[STATED TASK]
Within the data below, state how many lines contain the string "biểu". Provide the number only.

[STORED ROWS]
========================================
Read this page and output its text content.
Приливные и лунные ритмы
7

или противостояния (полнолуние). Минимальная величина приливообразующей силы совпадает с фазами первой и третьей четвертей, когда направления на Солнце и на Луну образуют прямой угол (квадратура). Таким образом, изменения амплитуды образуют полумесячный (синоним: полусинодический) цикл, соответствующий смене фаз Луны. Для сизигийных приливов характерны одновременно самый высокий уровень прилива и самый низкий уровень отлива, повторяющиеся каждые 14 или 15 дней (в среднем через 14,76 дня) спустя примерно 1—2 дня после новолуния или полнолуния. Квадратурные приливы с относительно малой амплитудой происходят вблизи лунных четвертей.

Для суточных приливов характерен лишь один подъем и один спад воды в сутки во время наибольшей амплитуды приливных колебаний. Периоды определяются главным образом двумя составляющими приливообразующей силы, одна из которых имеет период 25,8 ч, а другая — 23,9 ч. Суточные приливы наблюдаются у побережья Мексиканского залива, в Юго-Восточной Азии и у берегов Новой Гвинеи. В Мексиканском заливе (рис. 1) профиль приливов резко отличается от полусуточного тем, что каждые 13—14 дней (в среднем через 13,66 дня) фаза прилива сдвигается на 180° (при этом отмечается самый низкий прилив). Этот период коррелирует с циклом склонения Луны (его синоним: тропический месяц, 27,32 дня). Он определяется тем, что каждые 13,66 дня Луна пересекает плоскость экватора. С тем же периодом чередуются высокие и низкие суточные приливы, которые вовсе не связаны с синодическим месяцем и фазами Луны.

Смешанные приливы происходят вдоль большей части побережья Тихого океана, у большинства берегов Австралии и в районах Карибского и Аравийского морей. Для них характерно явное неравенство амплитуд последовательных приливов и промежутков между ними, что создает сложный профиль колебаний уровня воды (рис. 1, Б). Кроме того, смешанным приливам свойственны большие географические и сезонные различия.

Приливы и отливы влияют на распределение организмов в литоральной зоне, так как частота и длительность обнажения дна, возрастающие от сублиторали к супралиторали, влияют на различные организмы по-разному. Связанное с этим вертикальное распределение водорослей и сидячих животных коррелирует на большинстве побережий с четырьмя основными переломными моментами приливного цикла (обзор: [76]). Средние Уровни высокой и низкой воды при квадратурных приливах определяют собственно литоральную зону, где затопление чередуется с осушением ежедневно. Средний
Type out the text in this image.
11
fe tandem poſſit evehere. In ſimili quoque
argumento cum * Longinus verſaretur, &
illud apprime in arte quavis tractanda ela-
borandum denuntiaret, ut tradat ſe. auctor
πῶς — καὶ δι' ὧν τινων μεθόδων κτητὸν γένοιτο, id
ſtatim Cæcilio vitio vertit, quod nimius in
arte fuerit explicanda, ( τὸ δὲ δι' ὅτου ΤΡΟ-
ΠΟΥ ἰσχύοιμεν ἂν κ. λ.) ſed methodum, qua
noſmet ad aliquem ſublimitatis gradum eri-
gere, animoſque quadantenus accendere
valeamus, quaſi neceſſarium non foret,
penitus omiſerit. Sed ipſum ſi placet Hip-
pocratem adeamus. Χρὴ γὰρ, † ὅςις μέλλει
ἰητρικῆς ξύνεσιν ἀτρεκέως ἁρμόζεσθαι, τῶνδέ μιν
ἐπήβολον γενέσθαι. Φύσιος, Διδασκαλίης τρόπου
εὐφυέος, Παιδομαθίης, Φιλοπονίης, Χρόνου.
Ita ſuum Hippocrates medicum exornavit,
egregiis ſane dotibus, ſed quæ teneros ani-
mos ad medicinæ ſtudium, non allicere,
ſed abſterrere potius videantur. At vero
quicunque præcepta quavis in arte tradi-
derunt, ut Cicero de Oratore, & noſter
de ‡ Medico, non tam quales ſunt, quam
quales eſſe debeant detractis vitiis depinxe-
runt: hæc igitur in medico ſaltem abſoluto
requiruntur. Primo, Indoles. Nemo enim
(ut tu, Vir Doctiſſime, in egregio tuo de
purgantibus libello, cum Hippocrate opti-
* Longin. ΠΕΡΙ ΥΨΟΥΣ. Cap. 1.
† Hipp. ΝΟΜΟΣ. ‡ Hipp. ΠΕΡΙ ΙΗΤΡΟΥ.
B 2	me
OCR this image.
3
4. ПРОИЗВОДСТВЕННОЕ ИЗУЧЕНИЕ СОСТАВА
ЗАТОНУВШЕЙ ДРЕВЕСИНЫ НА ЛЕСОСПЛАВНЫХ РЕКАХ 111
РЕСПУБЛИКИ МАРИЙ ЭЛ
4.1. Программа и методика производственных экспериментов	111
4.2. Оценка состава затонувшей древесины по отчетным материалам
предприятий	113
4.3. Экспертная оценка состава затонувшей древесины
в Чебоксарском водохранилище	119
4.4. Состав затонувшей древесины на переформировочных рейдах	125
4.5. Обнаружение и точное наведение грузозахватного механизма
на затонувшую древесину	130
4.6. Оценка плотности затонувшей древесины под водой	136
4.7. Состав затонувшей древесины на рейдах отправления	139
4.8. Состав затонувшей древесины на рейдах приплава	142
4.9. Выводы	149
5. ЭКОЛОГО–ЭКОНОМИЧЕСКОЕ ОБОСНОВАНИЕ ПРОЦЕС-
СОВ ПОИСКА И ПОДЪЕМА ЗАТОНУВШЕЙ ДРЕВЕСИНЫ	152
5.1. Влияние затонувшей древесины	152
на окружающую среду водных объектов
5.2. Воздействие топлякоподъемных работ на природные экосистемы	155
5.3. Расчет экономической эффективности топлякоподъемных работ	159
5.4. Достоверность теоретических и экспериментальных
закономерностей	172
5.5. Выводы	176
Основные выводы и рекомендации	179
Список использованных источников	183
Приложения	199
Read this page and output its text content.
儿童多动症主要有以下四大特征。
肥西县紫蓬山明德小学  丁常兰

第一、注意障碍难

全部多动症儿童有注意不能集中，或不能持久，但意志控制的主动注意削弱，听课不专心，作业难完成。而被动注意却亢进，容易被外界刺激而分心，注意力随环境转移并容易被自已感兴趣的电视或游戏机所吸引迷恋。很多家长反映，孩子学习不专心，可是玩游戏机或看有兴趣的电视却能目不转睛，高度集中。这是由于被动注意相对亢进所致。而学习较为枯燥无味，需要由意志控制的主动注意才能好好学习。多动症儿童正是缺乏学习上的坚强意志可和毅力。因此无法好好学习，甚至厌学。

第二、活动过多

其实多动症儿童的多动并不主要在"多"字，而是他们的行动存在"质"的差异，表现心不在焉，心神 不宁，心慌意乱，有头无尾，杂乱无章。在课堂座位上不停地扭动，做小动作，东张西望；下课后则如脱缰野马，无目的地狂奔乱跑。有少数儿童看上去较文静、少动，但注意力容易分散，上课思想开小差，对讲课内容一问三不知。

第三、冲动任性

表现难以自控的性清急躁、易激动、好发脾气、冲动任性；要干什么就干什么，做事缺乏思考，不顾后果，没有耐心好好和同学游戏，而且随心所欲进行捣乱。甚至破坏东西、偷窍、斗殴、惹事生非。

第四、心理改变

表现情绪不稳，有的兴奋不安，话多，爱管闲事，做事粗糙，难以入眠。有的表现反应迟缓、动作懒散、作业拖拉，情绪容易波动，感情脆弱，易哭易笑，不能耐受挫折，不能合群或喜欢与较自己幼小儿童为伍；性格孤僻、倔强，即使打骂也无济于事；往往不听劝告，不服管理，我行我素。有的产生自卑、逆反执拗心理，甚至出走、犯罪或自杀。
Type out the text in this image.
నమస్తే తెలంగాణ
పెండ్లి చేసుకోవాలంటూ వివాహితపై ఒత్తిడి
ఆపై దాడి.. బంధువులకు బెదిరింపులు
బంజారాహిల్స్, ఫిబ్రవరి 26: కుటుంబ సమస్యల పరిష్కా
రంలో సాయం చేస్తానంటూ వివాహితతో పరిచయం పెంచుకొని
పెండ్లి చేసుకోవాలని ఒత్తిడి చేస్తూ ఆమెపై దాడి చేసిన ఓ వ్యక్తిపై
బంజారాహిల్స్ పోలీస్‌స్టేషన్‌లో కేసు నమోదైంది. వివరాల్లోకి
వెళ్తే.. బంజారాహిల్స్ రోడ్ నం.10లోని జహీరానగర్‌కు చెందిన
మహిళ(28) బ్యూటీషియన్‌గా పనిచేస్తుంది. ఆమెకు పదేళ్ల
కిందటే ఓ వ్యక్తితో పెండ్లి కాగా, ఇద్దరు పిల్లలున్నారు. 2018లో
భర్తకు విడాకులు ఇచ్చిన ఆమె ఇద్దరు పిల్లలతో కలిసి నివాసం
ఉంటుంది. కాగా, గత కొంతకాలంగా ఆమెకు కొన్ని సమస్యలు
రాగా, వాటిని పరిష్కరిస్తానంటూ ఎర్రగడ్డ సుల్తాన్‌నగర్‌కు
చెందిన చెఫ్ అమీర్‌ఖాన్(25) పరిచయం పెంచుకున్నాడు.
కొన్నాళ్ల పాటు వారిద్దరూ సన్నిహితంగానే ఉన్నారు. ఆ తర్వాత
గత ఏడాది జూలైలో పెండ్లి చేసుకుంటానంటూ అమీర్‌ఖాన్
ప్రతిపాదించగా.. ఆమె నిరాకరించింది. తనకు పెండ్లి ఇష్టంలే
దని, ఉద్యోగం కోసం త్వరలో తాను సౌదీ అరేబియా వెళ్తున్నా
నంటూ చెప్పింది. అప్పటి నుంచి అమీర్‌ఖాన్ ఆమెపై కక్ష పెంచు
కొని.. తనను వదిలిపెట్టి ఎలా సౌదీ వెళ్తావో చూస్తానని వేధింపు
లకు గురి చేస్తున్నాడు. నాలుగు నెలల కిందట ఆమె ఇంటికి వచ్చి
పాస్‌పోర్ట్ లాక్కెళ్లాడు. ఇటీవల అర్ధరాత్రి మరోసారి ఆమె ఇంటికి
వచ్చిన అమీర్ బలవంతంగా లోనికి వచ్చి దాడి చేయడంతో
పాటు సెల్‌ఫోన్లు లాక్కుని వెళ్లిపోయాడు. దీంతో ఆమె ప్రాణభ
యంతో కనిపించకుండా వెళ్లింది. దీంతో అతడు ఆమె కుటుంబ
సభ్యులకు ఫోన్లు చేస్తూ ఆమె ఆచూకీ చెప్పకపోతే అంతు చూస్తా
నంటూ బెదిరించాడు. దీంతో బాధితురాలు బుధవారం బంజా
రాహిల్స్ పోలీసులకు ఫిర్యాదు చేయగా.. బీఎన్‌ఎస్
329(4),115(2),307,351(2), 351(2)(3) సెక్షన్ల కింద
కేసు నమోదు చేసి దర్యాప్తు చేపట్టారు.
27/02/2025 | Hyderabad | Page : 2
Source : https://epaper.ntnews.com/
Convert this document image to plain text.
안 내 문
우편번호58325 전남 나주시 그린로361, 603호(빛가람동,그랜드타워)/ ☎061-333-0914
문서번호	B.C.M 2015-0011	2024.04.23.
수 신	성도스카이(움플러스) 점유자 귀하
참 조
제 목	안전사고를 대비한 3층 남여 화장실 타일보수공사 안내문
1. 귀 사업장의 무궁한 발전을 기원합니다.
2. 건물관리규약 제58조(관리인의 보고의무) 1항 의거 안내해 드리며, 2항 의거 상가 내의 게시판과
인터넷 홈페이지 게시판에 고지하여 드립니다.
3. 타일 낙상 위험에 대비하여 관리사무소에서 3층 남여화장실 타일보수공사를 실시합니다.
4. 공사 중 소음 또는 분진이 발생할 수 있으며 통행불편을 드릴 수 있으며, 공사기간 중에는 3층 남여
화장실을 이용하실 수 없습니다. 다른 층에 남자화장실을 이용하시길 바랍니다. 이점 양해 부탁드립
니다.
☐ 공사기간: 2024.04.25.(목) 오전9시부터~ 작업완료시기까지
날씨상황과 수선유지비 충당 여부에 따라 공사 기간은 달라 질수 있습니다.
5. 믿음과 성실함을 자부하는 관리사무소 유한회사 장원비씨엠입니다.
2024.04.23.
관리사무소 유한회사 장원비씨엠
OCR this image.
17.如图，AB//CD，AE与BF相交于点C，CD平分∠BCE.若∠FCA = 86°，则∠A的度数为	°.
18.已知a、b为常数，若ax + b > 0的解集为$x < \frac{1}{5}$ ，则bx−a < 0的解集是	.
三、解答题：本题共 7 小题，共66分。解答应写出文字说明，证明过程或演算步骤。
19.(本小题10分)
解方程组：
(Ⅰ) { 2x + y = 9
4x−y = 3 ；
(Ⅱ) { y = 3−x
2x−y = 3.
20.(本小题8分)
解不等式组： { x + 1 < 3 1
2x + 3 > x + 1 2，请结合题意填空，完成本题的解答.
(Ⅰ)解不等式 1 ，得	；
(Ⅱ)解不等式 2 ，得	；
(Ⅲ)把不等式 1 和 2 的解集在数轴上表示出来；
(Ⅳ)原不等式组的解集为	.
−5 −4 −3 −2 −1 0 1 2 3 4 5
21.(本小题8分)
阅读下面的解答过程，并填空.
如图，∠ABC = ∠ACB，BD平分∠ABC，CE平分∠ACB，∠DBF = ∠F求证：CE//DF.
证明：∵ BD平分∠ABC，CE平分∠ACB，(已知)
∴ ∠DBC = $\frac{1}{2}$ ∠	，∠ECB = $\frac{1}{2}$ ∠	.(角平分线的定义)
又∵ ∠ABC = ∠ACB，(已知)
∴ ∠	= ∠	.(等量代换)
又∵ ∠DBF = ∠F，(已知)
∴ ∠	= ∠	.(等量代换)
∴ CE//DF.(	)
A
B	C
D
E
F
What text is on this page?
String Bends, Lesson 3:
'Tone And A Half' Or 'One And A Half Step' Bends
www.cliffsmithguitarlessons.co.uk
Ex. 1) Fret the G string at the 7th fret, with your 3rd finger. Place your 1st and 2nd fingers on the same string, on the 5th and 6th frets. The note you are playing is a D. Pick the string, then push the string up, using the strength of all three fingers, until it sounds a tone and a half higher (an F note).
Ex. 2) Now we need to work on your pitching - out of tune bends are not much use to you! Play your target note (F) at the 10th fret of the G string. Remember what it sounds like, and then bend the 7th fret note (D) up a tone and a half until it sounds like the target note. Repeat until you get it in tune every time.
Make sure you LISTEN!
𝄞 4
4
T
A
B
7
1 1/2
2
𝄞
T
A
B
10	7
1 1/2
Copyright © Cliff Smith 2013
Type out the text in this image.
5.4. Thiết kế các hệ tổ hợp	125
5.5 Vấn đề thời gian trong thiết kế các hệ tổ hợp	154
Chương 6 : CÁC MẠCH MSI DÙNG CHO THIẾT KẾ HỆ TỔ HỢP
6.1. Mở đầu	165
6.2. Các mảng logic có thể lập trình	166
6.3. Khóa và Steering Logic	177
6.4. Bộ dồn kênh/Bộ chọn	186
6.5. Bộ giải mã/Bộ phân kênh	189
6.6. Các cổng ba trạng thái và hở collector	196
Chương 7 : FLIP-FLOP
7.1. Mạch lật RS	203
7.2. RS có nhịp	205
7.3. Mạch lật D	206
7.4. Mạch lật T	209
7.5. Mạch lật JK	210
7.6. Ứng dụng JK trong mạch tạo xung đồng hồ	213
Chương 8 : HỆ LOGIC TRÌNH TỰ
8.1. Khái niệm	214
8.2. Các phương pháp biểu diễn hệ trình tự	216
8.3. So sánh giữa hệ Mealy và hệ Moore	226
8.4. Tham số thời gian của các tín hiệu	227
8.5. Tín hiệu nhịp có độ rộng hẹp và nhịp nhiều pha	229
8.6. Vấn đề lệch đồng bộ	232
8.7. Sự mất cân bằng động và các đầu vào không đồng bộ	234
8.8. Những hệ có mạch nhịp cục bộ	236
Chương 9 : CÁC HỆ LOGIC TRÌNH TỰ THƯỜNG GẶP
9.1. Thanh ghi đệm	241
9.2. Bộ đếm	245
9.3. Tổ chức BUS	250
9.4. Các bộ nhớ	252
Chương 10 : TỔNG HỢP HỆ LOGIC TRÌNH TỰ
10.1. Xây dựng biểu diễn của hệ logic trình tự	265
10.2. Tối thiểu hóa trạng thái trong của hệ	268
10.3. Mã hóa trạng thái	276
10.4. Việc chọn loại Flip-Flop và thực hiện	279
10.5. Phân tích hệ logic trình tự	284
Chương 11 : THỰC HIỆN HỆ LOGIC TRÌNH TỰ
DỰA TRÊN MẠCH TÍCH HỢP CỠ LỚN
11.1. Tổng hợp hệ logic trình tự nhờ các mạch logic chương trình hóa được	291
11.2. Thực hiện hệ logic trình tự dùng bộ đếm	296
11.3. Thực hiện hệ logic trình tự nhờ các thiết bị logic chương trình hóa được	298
========================================
[TASK OUTPUT]
2